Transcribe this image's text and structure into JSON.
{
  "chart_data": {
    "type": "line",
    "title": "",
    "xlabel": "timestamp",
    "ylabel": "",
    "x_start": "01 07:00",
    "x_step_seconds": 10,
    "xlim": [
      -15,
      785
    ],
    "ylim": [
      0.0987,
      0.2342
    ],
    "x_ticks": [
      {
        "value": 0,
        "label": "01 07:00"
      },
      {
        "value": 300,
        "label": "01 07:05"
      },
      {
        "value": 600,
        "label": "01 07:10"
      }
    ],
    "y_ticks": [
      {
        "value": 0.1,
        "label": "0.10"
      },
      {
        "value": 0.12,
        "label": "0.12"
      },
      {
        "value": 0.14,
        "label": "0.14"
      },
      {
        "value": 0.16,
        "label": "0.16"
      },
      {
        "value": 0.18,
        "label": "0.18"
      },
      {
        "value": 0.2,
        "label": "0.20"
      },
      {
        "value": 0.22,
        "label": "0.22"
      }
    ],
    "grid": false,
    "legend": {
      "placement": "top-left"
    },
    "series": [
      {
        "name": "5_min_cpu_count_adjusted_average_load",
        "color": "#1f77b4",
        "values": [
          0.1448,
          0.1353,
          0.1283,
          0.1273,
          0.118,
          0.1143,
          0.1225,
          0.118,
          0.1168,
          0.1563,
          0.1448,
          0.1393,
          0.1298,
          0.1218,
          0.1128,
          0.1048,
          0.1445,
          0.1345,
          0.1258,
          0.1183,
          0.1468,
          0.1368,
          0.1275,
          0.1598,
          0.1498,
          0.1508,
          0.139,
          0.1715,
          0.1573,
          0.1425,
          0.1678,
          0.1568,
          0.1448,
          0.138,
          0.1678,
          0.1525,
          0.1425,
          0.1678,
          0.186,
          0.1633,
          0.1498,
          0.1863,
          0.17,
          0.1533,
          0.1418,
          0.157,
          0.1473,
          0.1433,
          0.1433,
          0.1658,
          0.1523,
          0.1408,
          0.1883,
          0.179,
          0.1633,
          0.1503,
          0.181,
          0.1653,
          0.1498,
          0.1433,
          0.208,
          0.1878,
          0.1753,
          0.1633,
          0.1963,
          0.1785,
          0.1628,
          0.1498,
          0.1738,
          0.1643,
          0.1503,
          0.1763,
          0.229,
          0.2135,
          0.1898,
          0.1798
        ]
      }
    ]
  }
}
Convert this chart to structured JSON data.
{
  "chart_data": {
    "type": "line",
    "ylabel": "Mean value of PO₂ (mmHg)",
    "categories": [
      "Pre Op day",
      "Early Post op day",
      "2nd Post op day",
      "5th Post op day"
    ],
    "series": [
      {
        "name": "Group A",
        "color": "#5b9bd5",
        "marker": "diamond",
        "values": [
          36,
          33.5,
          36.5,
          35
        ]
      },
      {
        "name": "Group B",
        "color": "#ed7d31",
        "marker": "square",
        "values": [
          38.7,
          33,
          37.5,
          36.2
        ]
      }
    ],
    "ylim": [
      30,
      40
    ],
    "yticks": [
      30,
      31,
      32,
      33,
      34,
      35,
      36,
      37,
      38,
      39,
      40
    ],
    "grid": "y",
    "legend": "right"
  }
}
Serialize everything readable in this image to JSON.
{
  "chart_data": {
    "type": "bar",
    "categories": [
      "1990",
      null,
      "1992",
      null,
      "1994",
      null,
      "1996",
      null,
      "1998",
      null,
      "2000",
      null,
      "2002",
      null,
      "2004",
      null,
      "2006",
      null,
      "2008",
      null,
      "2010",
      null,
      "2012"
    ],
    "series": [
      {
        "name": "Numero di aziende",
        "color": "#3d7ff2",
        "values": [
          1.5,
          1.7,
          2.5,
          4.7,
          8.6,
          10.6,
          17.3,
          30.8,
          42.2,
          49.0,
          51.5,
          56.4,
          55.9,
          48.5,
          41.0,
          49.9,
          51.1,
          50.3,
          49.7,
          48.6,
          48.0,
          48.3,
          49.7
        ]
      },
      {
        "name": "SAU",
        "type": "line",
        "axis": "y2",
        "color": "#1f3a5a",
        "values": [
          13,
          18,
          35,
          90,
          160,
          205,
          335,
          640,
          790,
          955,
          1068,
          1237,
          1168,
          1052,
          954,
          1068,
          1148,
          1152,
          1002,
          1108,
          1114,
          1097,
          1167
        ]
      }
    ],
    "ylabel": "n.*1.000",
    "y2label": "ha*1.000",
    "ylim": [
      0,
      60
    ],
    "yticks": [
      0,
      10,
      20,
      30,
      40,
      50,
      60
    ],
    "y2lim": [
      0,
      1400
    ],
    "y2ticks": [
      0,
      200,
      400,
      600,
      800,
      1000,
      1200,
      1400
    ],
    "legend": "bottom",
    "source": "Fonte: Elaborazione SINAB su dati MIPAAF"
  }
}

_SHORT PROBLEM_
Copy all of the data. Keep every word exactly as it is.

_THE COMPLETED TASK_
Transcribe this image's text and structure into JSON.
{
  "chart_data": {
    "type": "line",
    "title": "",
    "xlabel": "timestamp",
    "ylabel": "",
    "x_start": "01 07:00",
    "x_step_seconds": 10,
    "xlim": [
      -15,
      785
    ],
    "ylim": [
      0.0987,
      0.2342
    ],
    "x_ticks": [
      {
        "value": 0,
        "label": "01 07:00"
      },
      {
        "value": 300,
        "label": "01 07:05"
      },
      {
        "value": 600,
        "label": "01 07:10"
      }
    ],
    "y_ticks": [
      {
        "value": 0.1,
        "label": "0.10"
      },
      {
        "value": 0.12,
        "label": "0.12"
      },
      {
        "value": 0.14,
        "label": "0.14"
      },
      {
        "value": 0.16,
        "label": "0.16"
      },
      {
        "value": 0.18,
        "label": "0.18"
      },
      {
        "value": 0.2,
        "label": "0.20"
      },
      {
        "value": 0.22,
        "label": "0.22"
      }
    ],
    "grid": false,
    "legend": {
      "placement": "top-left"
    },
    "series": [
      {
        "name": "5_min_cpu_count_adjusted_average_load",
        "color": "#1f77b4",
        "values": [
          0.1448,
          0.1353,
          0.1283,
          0.1273,
          0.118,
          0.1143,
          0.1225,
          0.118,
          0.1168,
          0.1563,
          0.1448,
          0.1393,
          0.1298,
          0.1218,
          0.1128,
          0.1048,
          0.1445,
          0.1345,
          0.1258,
          0.1183,
          0.1468,
          0.1368,
          0.1275,
          0.1598,
          0.1498,
          0.1508,
          0.139,
          0.1715,
          0.1573,
          0.1425,
          0.1678,
          0.1568,
          0.1448,
          0.138,
          0.1678,
          0.1525,
          0.1425,
          0.1678,
          0.186,
          0.1633,
          0.1498,
          0.1863,
          0.17,
          0.1533,
          0.1418,
          0.157,
          0.1473,
          0.1433,
          0.1433,
          0.1658,
          0.1523,
          0.1408,
          0.1883,
          0.179,
          0.1633,
          0.1503,
          0.181,
          0.1653,
          0.1498,
          0.1433,
          0.208,
          0.1878,
          0.1753,
          0.1633,
          0.1963,
          0.1785,
          0.1628,
          0.1498,
          0.1738,
          0.1643,
          0.1503,
          0.1763,
          0.229,
          0.2135,
          0.1898,
          0.1798
        ]
      }
    ]
  }
}
Convert this chart to structured JSON data.
{
  "chart_data": {
    "type": "line",
    "ylabel": "Mean value of PO₂ (mmHg)",
    "categories": [
      "Pre Op day",
      "Early Post op day",
      "2nd Post op day",
      "5th Post op day"
    ],
    "series": [
      {
        "name": "Group A",
        "color": "#5b9bd5",
        "marker": "diamond",
        "values": [
          36,
          33.5,
          36.5,
          35
        ]
      },
      {
        "name": "Group B",
        "color": "#ed7d31",
        "marker": "square",
        "values": [
          38.7,
          33,
          37.5,
          36.2
        ]
      }
    ],
    "ylim": [
      30,
      40
    ],
    "yticks": [
      30,
      31,
      32,
      33,
      34,
      35,
      36,
      37,
      38,
      39,
      40
    ],
    "grid": "y",
    "legend": "right"
  }
}
Serialize everything readable in this image to JSON.
{
  "chart_data": {
    "type": "bar",
    "categories": [
      "1990",
      null,
      "1992",
      null,
      "1994",
      null,
      "1996",
      null,
      "1998",
      null,
      "2000",
      null,
      "2002",
      null,
      "2004",
      null,
      "2006",
      null,
      "2008",
      null,
      "2010",
      null,
      "2012"
    ],
    "series": [
      {
        "name": "Numero di aziende",
        "color": "#3d7ff2",
        "values": [
          1.5,
          1.7,
          2.5,
          4.7,
          8.6,
          10.6,
          17.3,
          30.8,
          42.2,
          49.0,
          51.5,
          56.4,
          55.9,
          48.5,
          41.0,
          49.9,
          51.1,
          50.3,
          49.7,
          48.6,
          48.0,
          48.3,
          49.7
        ]
      },
      {
        "name": "SAU",
        "type": "line",
        "axis": "y2",
        "color": "#1f3a5a",
        "values": [
          13,
          18,
          35,
          90,
          160,
          205,
          335,
          640,
          790,
          955,
          1068,
          1237,
          1168,
          1052,
          954,
          1068,
          1148,
          1152,
          1002,
          1108,
          1114,
          1097,
          1167
        ]
      }
    ],
    "ylabel": "n.*1.000",
    "y2label": "ha*1.000",
    "ylim": [
      0,
      60
    ],
    "yticks": [
      0,
      10,
      20,
      30,
      40,
      50,
      60
    ],
    "y2lim": [
      0,
      1400
    ],
    "y2ticks": [
      0,
      200,
      400,
      600,
      800,
      1000,
      1200,
      1400
    ],
    "legend": "bottom",
    "source": "Fonte: Elaborazione SINAB su dati MIPAAF"
  }
}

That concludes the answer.